#### Figure contents as structured data:

_ _ _ _ _

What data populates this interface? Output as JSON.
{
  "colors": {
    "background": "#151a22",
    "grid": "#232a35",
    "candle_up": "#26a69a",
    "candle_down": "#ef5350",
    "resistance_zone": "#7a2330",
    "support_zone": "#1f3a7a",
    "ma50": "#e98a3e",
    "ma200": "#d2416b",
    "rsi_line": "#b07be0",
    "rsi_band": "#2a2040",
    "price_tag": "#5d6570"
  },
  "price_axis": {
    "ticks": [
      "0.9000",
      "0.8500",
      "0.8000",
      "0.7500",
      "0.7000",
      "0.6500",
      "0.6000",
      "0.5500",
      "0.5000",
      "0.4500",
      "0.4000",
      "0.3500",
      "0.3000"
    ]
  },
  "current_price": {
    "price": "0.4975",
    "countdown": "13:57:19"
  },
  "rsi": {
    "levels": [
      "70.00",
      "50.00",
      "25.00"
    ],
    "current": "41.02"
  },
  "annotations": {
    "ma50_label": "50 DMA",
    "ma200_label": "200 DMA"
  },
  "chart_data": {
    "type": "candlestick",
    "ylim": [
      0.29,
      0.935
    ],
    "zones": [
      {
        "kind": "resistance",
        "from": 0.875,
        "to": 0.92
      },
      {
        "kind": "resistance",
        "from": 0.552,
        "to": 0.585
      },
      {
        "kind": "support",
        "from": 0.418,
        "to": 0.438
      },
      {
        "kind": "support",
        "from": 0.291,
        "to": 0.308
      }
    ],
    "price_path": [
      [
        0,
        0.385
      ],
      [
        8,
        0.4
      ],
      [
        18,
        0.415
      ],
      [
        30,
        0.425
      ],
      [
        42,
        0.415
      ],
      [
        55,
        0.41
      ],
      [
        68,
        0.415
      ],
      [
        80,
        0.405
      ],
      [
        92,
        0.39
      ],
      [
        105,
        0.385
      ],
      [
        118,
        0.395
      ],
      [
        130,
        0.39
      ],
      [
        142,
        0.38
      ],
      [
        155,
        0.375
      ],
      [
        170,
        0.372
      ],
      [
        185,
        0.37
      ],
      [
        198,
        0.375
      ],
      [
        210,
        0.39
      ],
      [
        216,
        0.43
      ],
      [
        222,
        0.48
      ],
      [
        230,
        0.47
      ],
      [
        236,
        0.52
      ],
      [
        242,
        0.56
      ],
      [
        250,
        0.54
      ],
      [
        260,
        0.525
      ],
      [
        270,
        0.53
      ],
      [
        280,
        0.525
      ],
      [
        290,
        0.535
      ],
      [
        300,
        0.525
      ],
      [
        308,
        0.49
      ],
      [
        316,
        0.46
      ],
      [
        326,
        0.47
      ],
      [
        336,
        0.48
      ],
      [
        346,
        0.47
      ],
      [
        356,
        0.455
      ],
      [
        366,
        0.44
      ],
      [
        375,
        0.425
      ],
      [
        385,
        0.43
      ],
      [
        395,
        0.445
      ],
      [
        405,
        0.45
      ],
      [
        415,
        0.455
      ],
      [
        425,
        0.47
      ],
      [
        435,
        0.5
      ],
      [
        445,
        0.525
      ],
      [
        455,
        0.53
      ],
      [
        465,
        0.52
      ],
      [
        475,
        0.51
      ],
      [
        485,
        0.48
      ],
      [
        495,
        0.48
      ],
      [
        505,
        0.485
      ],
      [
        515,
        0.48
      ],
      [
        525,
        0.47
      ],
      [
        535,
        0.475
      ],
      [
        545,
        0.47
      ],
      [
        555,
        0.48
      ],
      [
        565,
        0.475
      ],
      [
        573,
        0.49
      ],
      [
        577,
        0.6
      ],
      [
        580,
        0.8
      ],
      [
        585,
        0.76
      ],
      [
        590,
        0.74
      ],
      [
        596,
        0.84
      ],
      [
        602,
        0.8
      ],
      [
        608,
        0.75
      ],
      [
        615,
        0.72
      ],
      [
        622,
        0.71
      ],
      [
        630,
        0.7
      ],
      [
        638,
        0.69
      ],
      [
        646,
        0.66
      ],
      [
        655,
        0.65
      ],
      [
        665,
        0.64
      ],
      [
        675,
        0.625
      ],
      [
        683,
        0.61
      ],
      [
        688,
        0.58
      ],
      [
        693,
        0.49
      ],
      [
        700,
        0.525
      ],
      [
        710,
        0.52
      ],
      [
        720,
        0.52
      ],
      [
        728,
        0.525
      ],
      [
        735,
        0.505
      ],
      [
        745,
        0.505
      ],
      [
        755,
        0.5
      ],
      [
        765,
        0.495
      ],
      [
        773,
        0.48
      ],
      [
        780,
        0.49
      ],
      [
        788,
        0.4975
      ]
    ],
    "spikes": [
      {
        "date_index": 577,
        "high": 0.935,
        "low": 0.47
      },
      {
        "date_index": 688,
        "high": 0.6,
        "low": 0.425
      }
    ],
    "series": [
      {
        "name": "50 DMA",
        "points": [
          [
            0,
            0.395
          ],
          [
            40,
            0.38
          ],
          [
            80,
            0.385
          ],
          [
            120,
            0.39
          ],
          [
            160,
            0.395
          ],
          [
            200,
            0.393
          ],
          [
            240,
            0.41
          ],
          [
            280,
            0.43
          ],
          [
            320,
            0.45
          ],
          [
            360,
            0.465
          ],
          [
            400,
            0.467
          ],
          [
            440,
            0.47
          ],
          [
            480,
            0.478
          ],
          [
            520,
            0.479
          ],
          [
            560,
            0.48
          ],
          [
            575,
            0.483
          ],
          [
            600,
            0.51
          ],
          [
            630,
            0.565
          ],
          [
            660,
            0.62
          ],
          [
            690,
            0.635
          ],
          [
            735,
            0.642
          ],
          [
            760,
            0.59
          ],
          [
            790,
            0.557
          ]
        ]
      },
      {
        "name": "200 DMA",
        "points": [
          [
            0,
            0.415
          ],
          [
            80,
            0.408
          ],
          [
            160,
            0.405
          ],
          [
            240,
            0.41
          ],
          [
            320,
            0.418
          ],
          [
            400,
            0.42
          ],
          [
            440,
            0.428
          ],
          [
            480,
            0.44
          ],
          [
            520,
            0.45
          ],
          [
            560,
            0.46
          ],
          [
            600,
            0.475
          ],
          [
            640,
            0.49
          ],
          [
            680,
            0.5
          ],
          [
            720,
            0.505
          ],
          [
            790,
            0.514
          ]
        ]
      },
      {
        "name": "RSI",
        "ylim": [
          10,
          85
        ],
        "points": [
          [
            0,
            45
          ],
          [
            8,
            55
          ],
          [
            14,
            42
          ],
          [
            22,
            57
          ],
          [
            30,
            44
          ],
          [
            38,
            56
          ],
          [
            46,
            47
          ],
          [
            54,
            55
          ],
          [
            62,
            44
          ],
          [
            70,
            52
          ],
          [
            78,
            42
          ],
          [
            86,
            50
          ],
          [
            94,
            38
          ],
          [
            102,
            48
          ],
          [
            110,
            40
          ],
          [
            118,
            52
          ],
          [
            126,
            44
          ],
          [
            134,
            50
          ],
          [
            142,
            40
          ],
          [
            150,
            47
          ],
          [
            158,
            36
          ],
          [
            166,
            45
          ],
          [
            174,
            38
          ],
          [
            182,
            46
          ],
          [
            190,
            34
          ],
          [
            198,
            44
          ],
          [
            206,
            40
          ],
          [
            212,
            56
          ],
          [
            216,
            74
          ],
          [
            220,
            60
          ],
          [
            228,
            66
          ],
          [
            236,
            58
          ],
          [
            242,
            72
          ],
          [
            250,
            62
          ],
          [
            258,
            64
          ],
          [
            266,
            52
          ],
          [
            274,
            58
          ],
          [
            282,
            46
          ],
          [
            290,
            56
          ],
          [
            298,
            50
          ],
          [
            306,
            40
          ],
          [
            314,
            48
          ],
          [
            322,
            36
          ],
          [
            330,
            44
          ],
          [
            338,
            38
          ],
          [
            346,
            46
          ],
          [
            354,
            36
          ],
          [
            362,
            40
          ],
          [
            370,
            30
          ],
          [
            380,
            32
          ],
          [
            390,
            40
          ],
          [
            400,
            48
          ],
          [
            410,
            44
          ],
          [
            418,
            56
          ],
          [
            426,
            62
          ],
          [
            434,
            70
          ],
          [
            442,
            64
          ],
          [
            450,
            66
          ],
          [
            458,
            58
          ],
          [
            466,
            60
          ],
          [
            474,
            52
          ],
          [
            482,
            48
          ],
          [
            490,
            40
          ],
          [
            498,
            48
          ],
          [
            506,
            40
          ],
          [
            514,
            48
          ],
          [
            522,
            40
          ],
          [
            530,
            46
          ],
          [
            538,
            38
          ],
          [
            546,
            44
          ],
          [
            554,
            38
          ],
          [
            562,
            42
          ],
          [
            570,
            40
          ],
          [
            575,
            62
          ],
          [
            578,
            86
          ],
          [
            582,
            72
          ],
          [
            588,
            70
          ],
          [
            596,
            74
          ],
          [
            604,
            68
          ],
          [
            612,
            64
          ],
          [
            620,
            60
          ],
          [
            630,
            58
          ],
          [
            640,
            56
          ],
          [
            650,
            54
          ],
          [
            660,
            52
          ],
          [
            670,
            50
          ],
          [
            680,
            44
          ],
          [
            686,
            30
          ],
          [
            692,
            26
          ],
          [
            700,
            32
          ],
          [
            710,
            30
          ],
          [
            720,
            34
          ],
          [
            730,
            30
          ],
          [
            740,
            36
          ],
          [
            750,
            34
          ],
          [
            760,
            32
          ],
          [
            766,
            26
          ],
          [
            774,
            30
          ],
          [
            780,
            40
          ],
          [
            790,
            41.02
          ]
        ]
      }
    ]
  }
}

_ _ _ _ _

#### WRITTEN INSTRUCTION:
Using the listing above, state the number of lines that hold "from", with no other text.

#### TASK OUTPUT:
4